PROVIDED RECORDS:
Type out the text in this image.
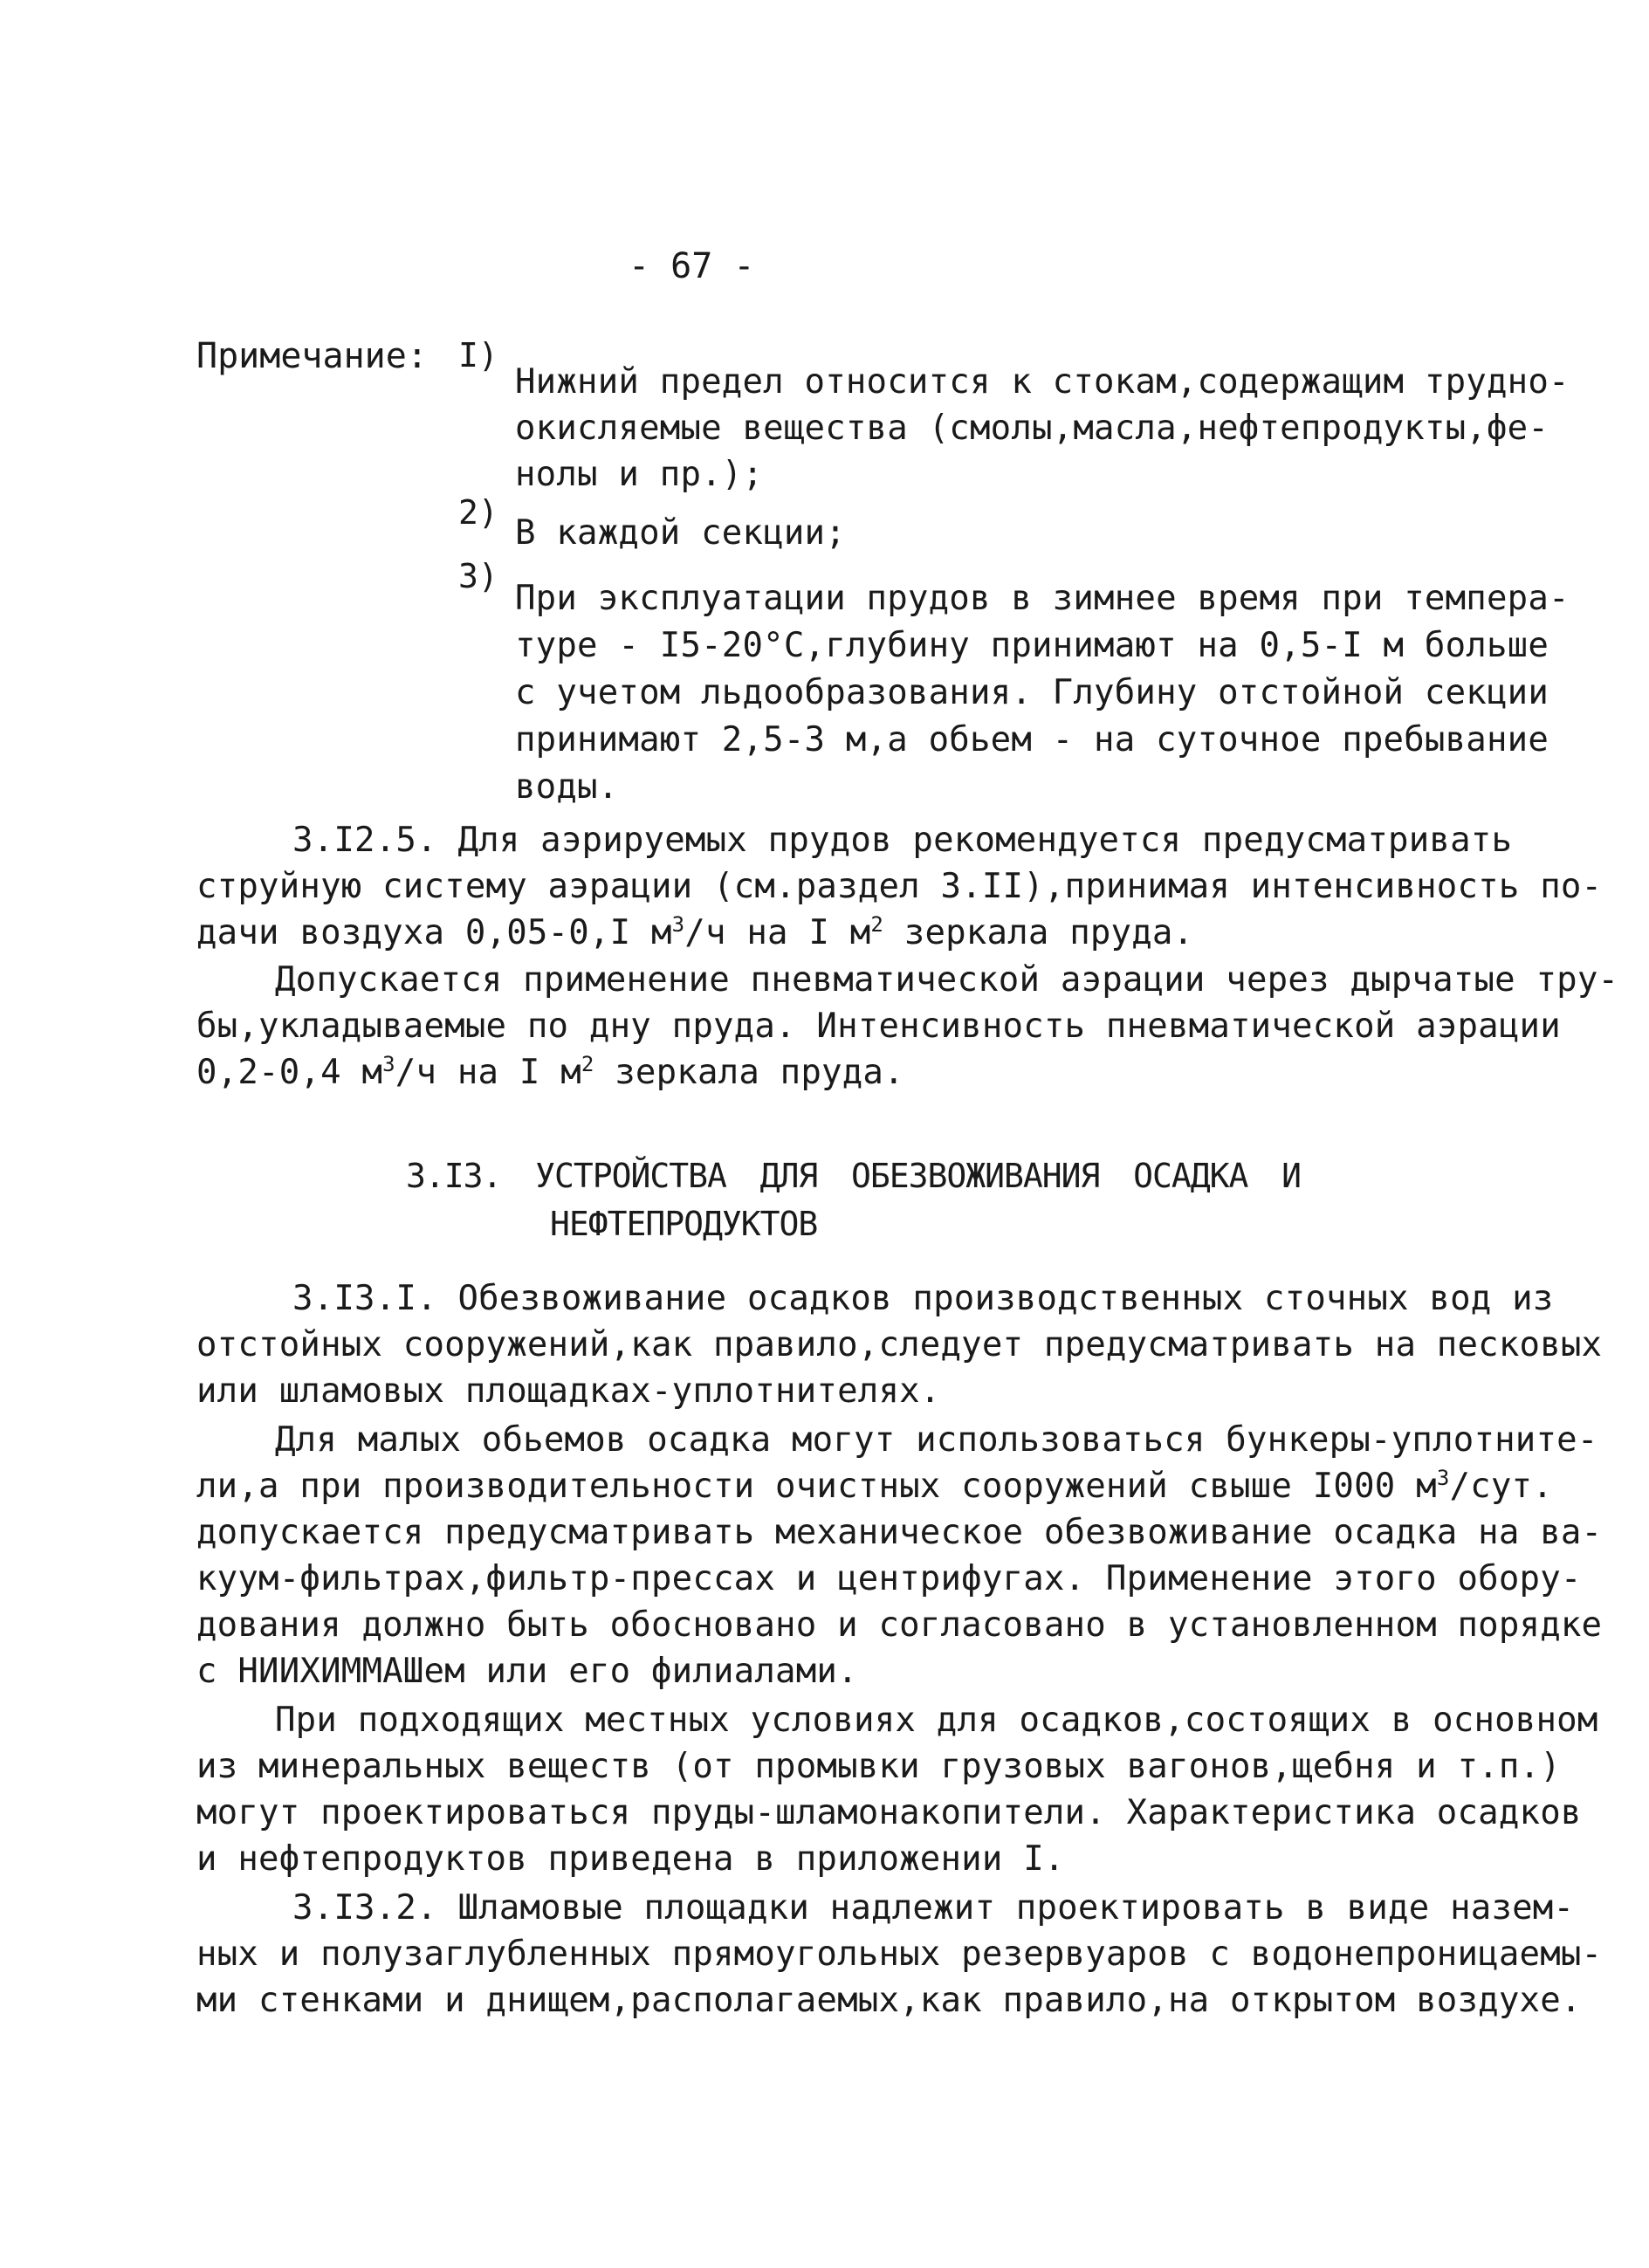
- 67 -
Примечание: I)
Нижний предел относится к стокам,содержащим трудно-
окисляемые вещества (смолы,масла,нефтепродукты,фе-
нолы и пр.);
2)
В каждой секции;
3)
При эксплуатации прудов в зимнее время при темпера-
туре - I5-20°С,глубину принимают на 0,5-I м больше
с учетом льдообразования. Глубину отстойной секции
принимают 2,5-3 м,а обьем - на суточное пребывание
воды.
3.I2.5. Для аэрируемых прудов рекомендуется предусматривать
струйную систему аэрации (см.раздел 3.II),принимая интенсивность по-
дачи воздуха 0,05-0,I $м^3/ч$ на I $м^2$ зеркала пруда.
Допускается применение пневматической аэрации через дырчатые тру-
бы,укладываемые по дну пруда. Интенсивность пневматической аэрации
0,2-0,4 $м^3/ч$ на I $м^2$ зеркала пруда.
3.I3. УСТРОЙСТВА ДЛЯ ОБЕЗВОЖИВАНИЯ ОСАДКА И
НЕФТЕПРОДУКТОВ
3.I3.I. Обезвоживание осадков производственных сточных вод из
отстойных сооружений,как правило,следует предусматривать на песковых
или шламовых площадках-уплотнителях.
Для малых обьемов осадка могут использоваться бункеры-уплотните-
ли,а при производительности очистных сооружений свыше I000 $м^3$/сут.
допускается предусматривать механическое обезвоживание осадка на ва-
куум-фильтрах,фильтр-прессах и центрифугах. Применение этого обору-
дования должно быть обосновано и согласовано в установленном порядке
с НИИХИММАШем или его филиалами.
При подходящих местных условиях для осадков,состоящих в основном
из минеральных веществ (от промывки грузовых вагонов,щебня и т.п.)
могут проектироваться пруды-шламонакопители. Характеристика осадков
и нефтепродуктов приведена в приложении I.
3.I3.2. Шламовые площадки надлежит проектировать в виде назем-
ных и полузаглубленных прямоугольных резервуаров с водонепроницаемы-
ми стенками и днищем,располагаемых,как правило,на открытом воздухе.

GIVEN EXERCISE:
Filter the entries down to the lines with the word "пневматической" in them.

WRITTEN REPLY:
Допускается применение пневматической аэрации через дырчатые тру-
бы,укладываемые по дну пруда. Интенсивность пневматической аэрации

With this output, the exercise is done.